## WHAT YOU ARE ASKED TO DO
Count every line of the material that holds the string "text". Respond with the total only.

[Data entries]

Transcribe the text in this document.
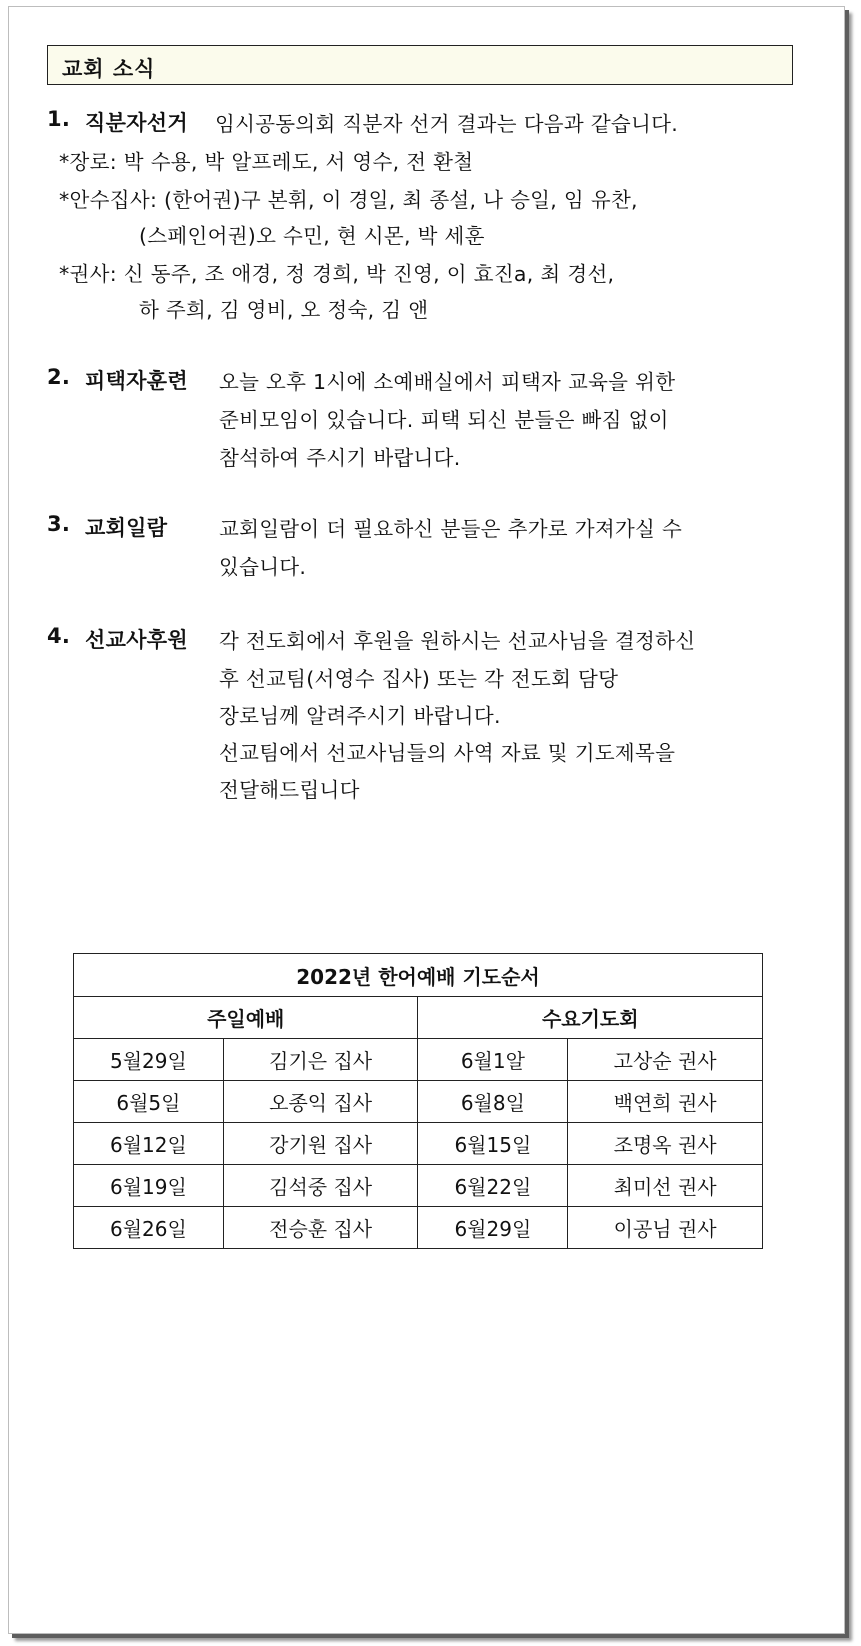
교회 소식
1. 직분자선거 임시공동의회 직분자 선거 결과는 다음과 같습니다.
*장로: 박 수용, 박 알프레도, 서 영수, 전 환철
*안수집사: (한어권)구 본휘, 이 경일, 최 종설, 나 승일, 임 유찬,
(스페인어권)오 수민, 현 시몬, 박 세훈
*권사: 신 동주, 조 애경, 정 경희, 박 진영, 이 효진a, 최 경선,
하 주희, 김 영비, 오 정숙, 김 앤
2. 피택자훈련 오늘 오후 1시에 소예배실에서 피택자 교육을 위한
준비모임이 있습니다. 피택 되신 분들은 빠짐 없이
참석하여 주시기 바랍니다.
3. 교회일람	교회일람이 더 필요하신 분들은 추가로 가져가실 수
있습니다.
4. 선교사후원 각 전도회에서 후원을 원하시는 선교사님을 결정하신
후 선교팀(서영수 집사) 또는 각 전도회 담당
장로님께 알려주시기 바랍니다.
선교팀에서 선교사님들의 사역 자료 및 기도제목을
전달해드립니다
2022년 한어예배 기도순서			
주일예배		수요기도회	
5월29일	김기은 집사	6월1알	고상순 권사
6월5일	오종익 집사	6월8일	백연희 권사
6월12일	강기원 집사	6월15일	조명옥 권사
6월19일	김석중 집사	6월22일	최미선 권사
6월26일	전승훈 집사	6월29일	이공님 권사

--

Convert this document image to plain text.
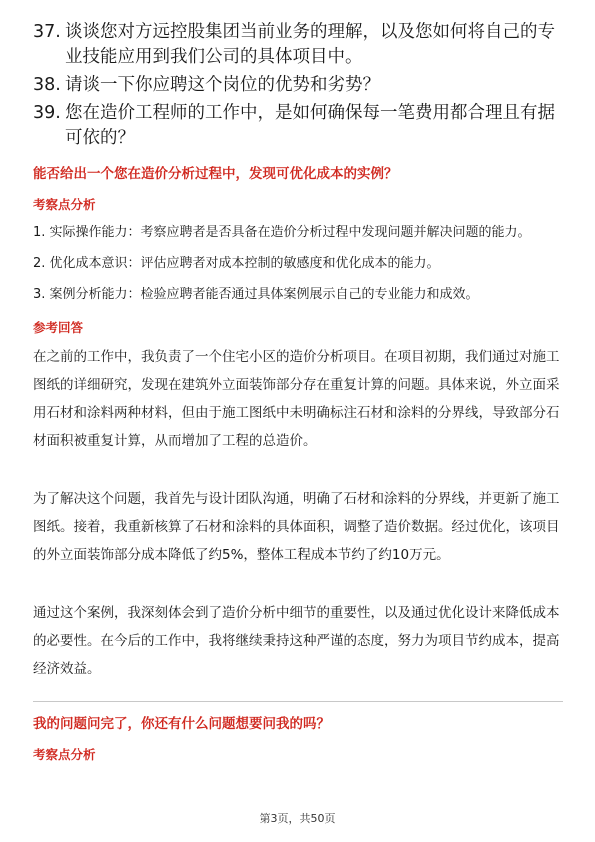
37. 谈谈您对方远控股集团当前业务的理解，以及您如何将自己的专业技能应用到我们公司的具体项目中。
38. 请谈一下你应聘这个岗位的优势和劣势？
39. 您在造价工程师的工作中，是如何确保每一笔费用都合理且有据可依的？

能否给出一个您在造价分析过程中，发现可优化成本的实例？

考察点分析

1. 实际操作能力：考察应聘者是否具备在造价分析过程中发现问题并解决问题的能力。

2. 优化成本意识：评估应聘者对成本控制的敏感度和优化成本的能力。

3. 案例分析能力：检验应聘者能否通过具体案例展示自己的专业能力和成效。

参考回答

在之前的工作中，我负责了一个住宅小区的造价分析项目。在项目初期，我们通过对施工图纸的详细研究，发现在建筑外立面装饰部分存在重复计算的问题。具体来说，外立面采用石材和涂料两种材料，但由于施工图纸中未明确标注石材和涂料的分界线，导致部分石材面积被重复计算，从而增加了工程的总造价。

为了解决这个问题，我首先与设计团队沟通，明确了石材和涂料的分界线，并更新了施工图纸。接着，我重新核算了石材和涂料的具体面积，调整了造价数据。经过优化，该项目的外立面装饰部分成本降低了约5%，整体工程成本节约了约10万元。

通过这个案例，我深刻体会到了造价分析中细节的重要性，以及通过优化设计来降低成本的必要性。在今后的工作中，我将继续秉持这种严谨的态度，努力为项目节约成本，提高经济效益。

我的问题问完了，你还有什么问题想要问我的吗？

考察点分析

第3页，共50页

## TASK RESULT
2